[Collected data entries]
>> START
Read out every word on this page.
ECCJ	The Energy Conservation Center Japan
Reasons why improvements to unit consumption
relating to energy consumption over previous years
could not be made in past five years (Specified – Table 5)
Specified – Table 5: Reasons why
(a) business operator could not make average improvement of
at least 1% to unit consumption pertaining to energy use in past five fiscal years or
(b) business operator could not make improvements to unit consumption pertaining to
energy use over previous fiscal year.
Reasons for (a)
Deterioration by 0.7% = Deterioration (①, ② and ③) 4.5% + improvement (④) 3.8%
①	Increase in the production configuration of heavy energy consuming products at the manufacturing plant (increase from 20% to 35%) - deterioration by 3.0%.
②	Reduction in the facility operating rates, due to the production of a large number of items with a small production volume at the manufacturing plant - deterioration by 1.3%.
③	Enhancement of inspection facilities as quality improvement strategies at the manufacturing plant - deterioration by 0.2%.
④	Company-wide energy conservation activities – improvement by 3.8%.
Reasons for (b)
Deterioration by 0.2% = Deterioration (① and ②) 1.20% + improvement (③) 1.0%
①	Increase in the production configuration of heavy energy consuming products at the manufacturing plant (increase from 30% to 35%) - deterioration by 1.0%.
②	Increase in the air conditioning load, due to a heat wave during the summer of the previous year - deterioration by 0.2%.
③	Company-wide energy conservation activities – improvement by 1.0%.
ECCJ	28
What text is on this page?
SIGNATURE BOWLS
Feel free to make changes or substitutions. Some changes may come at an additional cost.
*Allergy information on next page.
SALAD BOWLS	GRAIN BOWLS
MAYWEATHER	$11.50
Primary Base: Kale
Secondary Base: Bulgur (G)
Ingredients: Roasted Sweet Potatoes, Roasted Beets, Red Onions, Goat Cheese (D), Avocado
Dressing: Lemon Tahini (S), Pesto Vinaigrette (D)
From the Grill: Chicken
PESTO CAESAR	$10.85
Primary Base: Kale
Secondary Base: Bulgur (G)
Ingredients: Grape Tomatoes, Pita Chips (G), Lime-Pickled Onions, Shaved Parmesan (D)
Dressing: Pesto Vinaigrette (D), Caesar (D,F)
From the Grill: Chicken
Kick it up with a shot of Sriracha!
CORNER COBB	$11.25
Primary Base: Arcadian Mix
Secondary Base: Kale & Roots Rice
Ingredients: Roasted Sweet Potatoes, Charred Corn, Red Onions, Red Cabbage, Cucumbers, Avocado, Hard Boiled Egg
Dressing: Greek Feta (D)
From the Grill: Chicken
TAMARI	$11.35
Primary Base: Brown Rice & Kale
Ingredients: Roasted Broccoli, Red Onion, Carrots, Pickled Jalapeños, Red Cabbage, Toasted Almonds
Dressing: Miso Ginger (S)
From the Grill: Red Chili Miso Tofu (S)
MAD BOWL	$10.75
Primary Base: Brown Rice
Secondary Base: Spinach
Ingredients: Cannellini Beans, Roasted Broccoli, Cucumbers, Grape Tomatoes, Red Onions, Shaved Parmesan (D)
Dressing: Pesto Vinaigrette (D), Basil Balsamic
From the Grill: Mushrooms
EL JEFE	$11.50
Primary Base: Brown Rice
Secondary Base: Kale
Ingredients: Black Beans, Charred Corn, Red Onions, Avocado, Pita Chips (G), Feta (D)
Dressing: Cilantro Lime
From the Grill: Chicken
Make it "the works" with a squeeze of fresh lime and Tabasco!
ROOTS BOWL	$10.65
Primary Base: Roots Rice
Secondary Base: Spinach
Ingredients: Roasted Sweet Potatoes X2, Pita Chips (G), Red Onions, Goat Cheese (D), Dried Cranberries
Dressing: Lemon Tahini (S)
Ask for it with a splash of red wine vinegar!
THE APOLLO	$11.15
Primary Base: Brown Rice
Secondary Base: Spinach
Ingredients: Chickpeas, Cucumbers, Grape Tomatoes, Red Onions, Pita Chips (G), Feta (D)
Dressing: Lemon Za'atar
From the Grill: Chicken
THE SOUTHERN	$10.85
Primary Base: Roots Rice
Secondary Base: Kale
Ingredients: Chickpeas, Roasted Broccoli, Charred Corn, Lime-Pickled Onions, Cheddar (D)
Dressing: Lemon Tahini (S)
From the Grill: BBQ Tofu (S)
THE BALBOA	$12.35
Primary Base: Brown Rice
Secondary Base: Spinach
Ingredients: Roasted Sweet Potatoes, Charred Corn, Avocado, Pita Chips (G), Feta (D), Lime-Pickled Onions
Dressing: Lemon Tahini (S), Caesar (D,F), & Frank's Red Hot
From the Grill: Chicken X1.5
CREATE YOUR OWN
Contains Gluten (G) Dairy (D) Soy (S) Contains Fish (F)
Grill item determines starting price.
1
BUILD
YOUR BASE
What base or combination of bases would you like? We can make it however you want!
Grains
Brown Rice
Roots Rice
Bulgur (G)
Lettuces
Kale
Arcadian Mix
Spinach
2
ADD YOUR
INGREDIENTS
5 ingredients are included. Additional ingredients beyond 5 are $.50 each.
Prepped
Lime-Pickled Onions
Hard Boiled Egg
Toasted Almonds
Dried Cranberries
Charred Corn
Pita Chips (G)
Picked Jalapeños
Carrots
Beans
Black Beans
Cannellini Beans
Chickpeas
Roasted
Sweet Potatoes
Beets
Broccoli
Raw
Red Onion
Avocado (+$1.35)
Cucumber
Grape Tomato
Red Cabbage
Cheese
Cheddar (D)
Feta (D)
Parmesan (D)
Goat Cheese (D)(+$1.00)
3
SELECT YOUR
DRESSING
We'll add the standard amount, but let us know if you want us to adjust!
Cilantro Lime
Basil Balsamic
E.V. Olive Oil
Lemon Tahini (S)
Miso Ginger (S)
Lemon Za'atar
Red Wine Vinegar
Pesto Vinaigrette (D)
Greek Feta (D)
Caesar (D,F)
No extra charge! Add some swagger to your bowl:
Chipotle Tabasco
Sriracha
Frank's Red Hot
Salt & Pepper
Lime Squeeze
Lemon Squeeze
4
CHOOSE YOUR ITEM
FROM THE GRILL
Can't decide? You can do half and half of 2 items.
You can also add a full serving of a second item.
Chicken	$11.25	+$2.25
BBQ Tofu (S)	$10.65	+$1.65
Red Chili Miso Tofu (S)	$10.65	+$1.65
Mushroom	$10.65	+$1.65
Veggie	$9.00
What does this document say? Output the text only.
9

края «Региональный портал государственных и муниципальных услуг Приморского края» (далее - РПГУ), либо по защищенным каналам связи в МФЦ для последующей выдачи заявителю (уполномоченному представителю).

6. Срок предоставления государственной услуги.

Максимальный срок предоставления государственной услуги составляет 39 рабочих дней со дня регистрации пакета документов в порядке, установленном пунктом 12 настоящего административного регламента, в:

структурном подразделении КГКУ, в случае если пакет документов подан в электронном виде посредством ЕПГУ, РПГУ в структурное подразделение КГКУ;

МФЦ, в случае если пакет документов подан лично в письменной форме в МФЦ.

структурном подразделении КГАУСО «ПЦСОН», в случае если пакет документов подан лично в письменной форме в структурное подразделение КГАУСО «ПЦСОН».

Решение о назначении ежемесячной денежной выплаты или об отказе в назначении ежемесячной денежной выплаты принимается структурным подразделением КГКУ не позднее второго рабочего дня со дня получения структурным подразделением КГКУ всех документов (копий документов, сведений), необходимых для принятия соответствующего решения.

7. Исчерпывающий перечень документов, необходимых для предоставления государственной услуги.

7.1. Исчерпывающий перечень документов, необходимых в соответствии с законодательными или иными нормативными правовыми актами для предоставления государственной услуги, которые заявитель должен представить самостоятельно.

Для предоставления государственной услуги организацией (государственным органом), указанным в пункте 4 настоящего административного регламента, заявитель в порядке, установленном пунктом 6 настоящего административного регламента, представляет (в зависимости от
>> END
The problem = Extract all of the data exactly as written.

Exercise output =
Read out every word on this page.
ECCJ	The Energy Conservation Center Japan
Reasons why improvements to unit consumption
relating to energy consumption over previous years
could not be made in past five years (Specified – Table 5)
Specified – Table 5: Reasons why
(a) business operator could not make average improvement of
at least 1% to unit consumption pertaining to energy use in past five fiscal years or
(b) business operator could not make improvements to unit consumption pertaining to
energy use over previous fiscal year.
Reasons for (a)
Deterioration by 0.7% = Deterioration (①, ② and ③) 4.5% + improvement (④) 3.8%
①	Increase in the production configuration of heavy energy consuming products at the manufacturing plant (increase from 20% to 35%) - deterioration by 3.0%.
②	Reduction in the facility operating rates, due to the production of a large number of items with a small production volume at the manufacturing plant - deterioration by 1.3%.
③	Enhancement of inspection facilities as quality improvement strategies at the manufacturing plant - deterioration by 0.2%.
④	Company-wide energy conservation activities – improvement by 3.8%.
Reasons for (b)
Deterioration by 0.2% = Deterioration (① and ②) 1.20% + improvement (③) 1.0%
①	Increase in the production configuration of heavy energy consuming products at the manufacturing plant (increase from 30% to 35%) - deterioration by 1.0%.
②	Increase in the air conditioning load, due to a heat wave during the summer of the previous year - deterioration by 0.2%.
③	Company-wide energy conservation activities – improvement by 1.0%.
ECCJ	28
What text is on this page?
SIGNATURE BOWLS
Feel free to make changes or substitutions. Some changes may come at an additional cost.
*Allergy information on next page.
SALAD BOWLS	GRAIN BOWLS
MAYWEATHER	$11.50
Primary Base: Kale
Secondary Base: Bulgur (G)
Ingredients: Roasted Sweet Potatoes, Roasted Beets, Red Onions, Goat Cheese (D), Avocado
Dressing: Lemon Tahini (S), Pesto Vinaigrette (D)
From the Grill: Chicken
PESTO CAESAR	$10.85
Primary Base: Kale
Secondary Base: Bulgur (G)
Ingredients: Grape Tomatoes, Pita Chips (G), Lime-Pickled Onions, Shaved Parmesan (D)
Dressing: Pesto Vinaigrette (D), Caesar (D,F)
From the Grill: Chicken
Kick it up with a shot of Sriracha!
CORNER COBB	$11.25
Primary Base: Arcadian Mix
Secondary Base: Kale & Roots Rice
Ingredients: Roasted Sweet Potatoes, Charred Corn, Red Onions, Red Cabbage, Cucumbers, Avocado, Hard Boiled Egg
Dressing: Greek Feta (D)
From the Grill: Chicken
TAMARI	$11.35
Primary Base: Brown Rice & Kale
Ingredients: Roasted Broccoli, Red Onion, Carrots, Pickled Jalapeños, Red Cabbage, Toasted Almonds
Dressing: Miso Ginger (S)
From the Grill: Red Chili Miso Tofu (S)
MAD BOWL	$10.75
Primary Base: Brown Rice
Secondary Base: Spinach
Ingredients: Cannellini Beans, Roasted Broccoli, Cucumbers, Grape Tomatoes, Red Onions, Shaved Parmesan (D)
Dressing: Pesto Vinaigrette (D), Basil Balsamic
From the Grill: Mushrooms
EL JEFE	$11.50
Primary Base: Brown Rice
Secondary Base: Kale
Ingredients: Black Beans, Charred Corn, Red Onions, Avocado, Pita Chips (G), Feta (D)
Dressing: Cilantro Lime
From the Grill: Chicken
Make it "the works" with a squeeze of fresh lime and Tabasco!
ROOTS BOWL	$10.65
Primary Base: Roots Rice
Secondary Base: Spinach
Ingredients: Roasted Sweet Potatoes X2, Pita Chips (G), Red Onions, Goat Cheese (D), Dried Cranberries
Dressing: Lemon Tahini (S)
Ask for it with a splash of red wine vinegar!
THE APOLLO	$11.15
Primary Base: Brown Rice
Secondary Base: Spinach
Ingredients: Chickpeas, Cucumbers, Grape Tomatoes, Red Onions, Pita Chips (G), Feta (D)
Dressing: Lemon Za'atar
From the Grill: Chicken
THE SOUTHERN	$10.85
Primary Base: Roots Rice
Secondary Base: Kale
Ingredients: Chickpeas, Roasted Broccoli, Charred Corn, Lime-Pickled Onions, Cheddar (D)
Dressing: Lemon Tahini (S)
From the Grill: BBQ Tofu (S)
THE BALBOA	$12.35
Primary Base: Brown Rice
Secondary Base: Spinach
Ingredients: Roasted Sweet Potatoes, Charred Corn, Avocado, Pita Chips (G), Feta (D), Lime-Pickled Onions
Dressing: Lemon Tahini (S), Caesar (D,F), & Frank's Red Hot
From the Grill: Chicken X1.5
CREATE YOUR OWN
Contains Gluten (G) Dairy (D) Soy (S) Contains Fish (F)
Grill item determines starting price.
1
BUILD
YOUR BASE
What base or combination of bases would you like? We can make it however you want!
Grains
Brown Rice
Roots Rice
Bulgur (G)
Lettuces
Kale
Arcadian Mix
Spinach
2
ADD YOUR
INGREDIENTS
5 ingredients are included. Additional ingredients beyond 5 are $.50 each.
Prepped
Lime-Pickled Onions
Hard Boiled Egg
Toasted Almonds
Dried Cranberries
Charred Corn
Pita Chips (G)
Picked Jalapeños
Carrots
Beans
Black Beans
Cannellini Beans
Chickpeas
Roasted
Sweet Potatoes
Beets
Broccoli
Raw
Red Onion
Avocado (+$1.35)
Cucumber
Grape Tomato
Red Cabbage
Cheese
Cheddar (D)
Feta (D)
Parmesan (D)
Goat Cheese (D)(+$1.00)
3
SELECT YOUR
DRESSING
We'll add the standard amount, but let us know if you want us to adjust!
Cilantro Lime
Basil Balsamic
E.V. Olive Oil
Lemon Tahini (S)
Miso Ginger (S)
Lemon Za'atar
Red Wine Vinegar
Pesto Vinaigrette (D)
Greek Feta (D)
Caesar (D,F)
No extra charge! Add some swagger to your bowl:
Chipotle Tabasco
Sriracha
Frank's Red Hot
Salt & Pepper
Lime Squeeze
Lemon Squeeze
4
CHOOSE YOUR ITEM
FROM THE GRILL
Can't decide? You can do half and half of 2 items.
You can also add a full serving of a second item.
Chicken	$11.25	+$2.25
BBQ Tofu (S)	$10.65	+$1.65
Red Chili Miso Tofu (S)	$10.65	+$1.65
Mushroom	$10.65	+$1.65
Veggie	$9.00
What does this document say? Output the text only.
9

края «Региональный портал государственных и муниципальных услуг Приморского края» (далее - РПГУ), либо по защищенным каналам связи в МФЦ для последующей выдачи заявителю (уполномоченному представителю).

6. Срок предоставления государственной услуги.

Максимальный срок предоставления государственной услуги составляет 39 рабочих дней со дня регистрации пакета документов в порядке, установленном пунктом 12 настоящего административного регламента, в:

структурном подразделении КГКУ, в случае если пакет документов подан в электронном виде посредством ЕПГУ, РПГУ в структурное подразделение КГКУ;

МФЦ, в случае если пакет документов подан лично в письменной форме в МФЦ.

структурном подразделении КГАУСО «ПЦСОН», в случае если пакет документов подан лично в письменной форме в структурное подразделение КГАУСО «ПЦСОН».

Решение о назначении ежемесячной денежной выплаты или об отказе в назначении ежемесячной денежной выплаты принимается структурным подразделением КГКУ не позднее второго рабочего дня со дня получения структурным подразделением КГКУ всех документов (копий документов, сведений), необходимых для принятия соответствующего решения.

7. Исчерпывающий перечень документов, необходимых для предоставления государственной услуги.

7.1. Исчерпывающий перечень документов, необходимых в соответствии с законодательными или иными нормативными правовыми актами для предоставления государственной услуги, которые заявитель должен представить самостоятельно.

Для предоставления государственной услуги организацией (государственным органом), указанным в пункте 4 настоящего административного регламента, заявитель в порядке, установленном пунктом 6 настоящего административного регламента, представляет (в зависимости от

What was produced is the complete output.